• _Exercise details_
Write out the data again in full, exactly as it reads.

* Begin *

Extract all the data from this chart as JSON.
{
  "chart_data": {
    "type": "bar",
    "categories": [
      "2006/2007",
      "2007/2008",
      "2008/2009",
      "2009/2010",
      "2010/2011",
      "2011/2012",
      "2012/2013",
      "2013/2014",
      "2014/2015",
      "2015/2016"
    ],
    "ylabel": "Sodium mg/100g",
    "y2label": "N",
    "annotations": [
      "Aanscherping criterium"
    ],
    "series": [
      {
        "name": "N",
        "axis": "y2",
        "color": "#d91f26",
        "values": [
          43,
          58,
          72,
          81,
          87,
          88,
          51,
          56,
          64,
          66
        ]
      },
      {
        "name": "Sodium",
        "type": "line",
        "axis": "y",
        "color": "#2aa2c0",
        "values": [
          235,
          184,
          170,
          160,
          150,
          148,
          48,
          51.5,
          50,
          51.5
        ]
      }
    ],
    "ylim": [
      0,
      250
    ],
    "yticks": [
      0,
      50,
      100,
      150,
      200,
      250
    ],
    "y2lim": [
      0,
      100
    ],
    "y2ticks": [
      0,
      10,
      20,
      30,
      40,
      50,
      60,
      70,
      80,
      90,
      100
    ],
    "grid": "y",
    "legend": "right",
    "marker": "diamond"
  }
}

* End *

• _Reply to the task_
Extract all the data from this chart as JSON.
{
  "chart_data": {
    "type": "bar",
    "categories": [
      "2006/2007",
      "2007/2008",
      "2008/2009",
      "2009/2010",
      "2010/2011",
      "2011/2012",
      "2012/2013",
      "2013/2014",
      "2014/2015",
      "2015/2016"
    ],
    "ylabel": "Sodium mg/100g",
    "y2label": "N",
    "annotations": [
      "Aanscherping criterium"
    ],
    "series": [
      {
        "name": "N",
        "axis": "y2",
        "color": "#d91f26",
        "values": [
          43,
          58,
          72,
          81,
          87,
          88,
          51,
          56,
          64,
          66
        ]
      },
      {
        "name": "Sodium",
        "type": "line",
        "axis": "y",
        "color": "#2aa2c0",
        "values": [
          235,
          184,
          170,
          160,
          150,
          148,
          48,
          51.5,
          50,
          51.5
        ]
      }
    ],
    "ylim": [
      0,
      250
    ],
    "yticks": [
      0,
      50,
      100,
      150,
      200,
      250
    ],
    "y2lim": [
      0,
      100
    ],
    "y2ticks": [
      0,
      10,
      20,
      30,
      40,
      50,
      60,
      70,
      80,
      90,
      100
    ],
    "grid": "y",
    "legend": "right",
    "marker": "diamond"
  }
}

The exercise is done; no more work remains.